Return all of the data exactly as given.

**Records to use:**
<<<<
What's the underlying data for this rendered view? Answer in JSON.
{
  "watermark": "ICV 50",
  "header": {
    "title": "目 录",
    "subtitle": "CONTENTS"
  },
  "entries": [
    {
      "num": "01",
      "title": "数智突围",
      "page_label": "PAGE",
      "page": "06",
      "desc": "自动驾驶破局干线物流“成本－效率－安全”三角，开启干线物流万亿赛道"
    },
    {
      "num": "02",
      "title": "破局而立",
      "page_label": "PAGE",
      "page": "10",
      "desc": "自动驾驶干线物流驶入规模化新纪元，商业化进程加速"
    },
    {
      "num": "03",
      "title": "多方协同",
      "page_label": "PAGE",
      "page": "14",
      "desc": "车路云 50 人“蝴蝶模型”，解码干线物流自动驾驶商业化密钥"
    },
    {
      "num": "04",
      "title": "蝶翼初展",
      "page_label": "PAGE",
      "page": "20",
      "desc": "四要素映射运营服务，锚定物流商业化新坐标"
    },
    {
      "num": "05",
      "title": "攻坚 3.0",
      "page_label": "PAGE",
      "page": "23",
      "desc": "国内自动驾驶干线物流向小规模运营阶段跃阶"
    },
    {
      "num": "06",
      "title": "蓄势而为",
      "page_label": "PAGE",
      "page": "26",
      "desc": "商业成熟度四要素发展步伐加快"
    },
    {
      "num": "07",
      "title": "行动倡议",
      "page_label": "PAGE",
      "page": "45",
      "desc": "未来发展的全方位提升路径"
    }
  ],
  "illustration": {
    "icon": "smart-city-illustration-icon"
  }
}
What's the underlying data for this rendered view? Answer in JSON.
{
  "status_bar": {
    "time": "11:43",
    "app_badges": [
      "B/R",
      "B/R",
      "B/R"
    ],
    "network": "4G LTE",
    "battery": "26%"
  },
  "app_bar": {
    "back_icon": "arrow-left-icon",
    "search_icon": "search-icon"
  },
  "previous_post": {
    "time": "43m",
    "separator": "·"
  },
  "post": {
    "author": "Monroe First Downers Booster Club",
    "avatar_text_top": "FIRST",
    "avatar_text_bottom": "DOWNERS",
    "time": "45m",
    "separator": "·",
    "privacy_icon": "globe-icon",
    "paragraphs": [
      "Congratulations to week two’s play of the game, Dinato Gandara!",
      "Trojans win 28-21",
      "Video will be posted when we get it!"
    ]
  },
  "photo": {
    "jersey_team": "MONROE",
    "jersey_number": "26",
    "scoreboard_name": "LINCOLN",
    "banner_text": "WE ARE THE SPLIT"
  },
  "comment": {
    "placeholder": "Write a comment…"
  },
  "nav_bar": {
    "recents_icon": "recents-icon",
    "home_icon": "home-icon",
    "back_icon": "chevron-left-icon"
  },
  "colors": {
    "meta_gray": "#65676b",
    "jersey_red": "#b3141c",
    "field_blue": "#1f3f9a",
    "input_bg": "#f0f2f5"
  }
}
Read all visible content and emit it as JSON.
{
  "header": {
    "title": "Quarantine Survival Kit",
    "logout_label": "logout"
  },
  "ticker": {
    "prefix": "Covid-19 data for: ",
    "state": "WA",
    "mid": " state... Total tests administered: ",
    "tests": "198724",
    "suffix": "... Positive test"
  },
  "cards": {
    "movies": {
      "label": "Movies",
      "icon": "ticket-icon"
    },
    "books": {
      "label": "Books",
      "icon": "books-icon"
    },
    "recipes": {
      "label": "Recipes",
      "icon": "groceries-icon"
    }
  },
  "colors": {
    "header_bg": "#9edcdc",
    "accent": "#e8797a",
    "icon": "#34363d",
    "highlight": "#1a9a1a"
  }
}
>>>>
**Result below:**
What's the underlying data for this rendered view? Answer in JSON.
{
  "watermark": "ICV 50",
  "header": {
    "title": "目 录",
    "subtitle": "CONTENTS"
  },
  "entries": [
    {
      "num": "01",
      "title": "数智突围",
      "page_label": "PAGE",
      "page": "06",
      "desc": "自动驾驶破局干线物流“成本－效率－安全”三角，开启干线物流万亿赛道"
    },
    {
      "num": "02",
      "title": "破局而立",
      "page_label": "PAGE",
      "page": "10",
      "desc": "自动驾驶干线物流驶入规模化新纪元，商业化进程加速"
    },
    {
      "num": "03",
      "title": "多方协同",
      "page_label": "PAGE",
      "page": "14",
      "desc": "车路云 50 人“蝴蝶模型”，解码干线物流自动驾驶商业化密钥"
    },
    {
      "num": "04",
      "title": "蝶翼初展",
      "page_label": "PAGE",
      "page": "20",
      "desc": "四要素映射运营服务，锚定物流商业化新坐标"
    },
    {
      "num": "05",
      "title": "攻坚 3.0",
      "page_label": "PAGE",
      "page": "23",
      "desc": "国内自动驾驶干线物流向小规模运营阶段跃阶"
    },
    {
      "num": "06",
      "title": "蓄势而为",
      "page_label": "PAGE",
      "page": "26",
      "desc": "商业成熟度四要素发展步伐加快"
    },
    {
      "num": "07",
      "title": "行动倡议",
      "page_label": "PAGE",
      "page": "45",
      "desc": "未来发展的全方位提升路径"
    }
  ],
  "illustration": {
    "icon": "smart-city-illustration-icon"
  }
}
What's the underlying data for this rendered view? Answer in JSON.
{
  "status_bar": {
    "time": "11:43",
    "app_badges": [
      "B/R",
      "B/R",
      "B/R"
    ],
    "network": "4G LTE",
    "battery": "26%"
  },
  "app_bar": {
    "back_icon": "arrow-left-icon",
    "search_icon": "search-icon"
  },
  "previous_post": {
    "time": "43m",
    "separator": "·"
  },
  "post": {
    "author": "Monroe First Downers Booster Club",
    "avatar_text_top": "FIRST",
    "avatar_text_bottom": "DOWNERS",
    "time": "45m",
    "separator": "·",
    "privacy_icon": "globe-icon",
    "paragraphs": [
      "Congratulations to week two’s play of the game, Dinato Gandara!",
      "Trojans win 28-21",
      "Video will be posted when we get it!"
    ]
  },
  "photo": {
    "jersey_team": "MONROE",
    "jersey_number": "26",
    "scoreboard_name": "LINCOLN",
    "banner_text": "WE ARE THE SPLIT"
  },
  "comment": {
    "placeholder": "Write a comment…"
  },
  "nav_bar": {
    "recents_icon": "recents-icon",
    "home_icon": "home-icon",
    "back_icon": "chevron-left-icon"
  },
  "colors": {
    "meta_gray": "#65676b",
    "jersey_red": "#b3141c",
    "field_blue": "#1f3f9a",
    "input_bg": "#f0f2f5"
  }
}
Read all visible content and emit it as JSON.
{
  "header": {
    "title": "Quarantine Survival Kit",
    "logout_label": "logout"
  },
  "ticker": {
    "prefix": "Covid-19 data for: ",
    "state": "WA",
    "mid": " state... Total tests administered: ",
    "tests": "198724",
    "suffix": "... Positive test"
  },
  "cards": {
    "movies": {
      "label": "Movies",
      "icon": "ticket-icon"
    },
    "books": {
      "label": "Books",
      "icon": "books-icon"
    },
    "recipes": {
      "label": "Recipes",
      "icon": "groceries-icon"
    }
  },
  "colors": {
    "header_bg": "#9edcdc",
    "accent": "#e8797a",
    "icon": "#34363d",
    "highlight": "#1a9a1a"
  }
}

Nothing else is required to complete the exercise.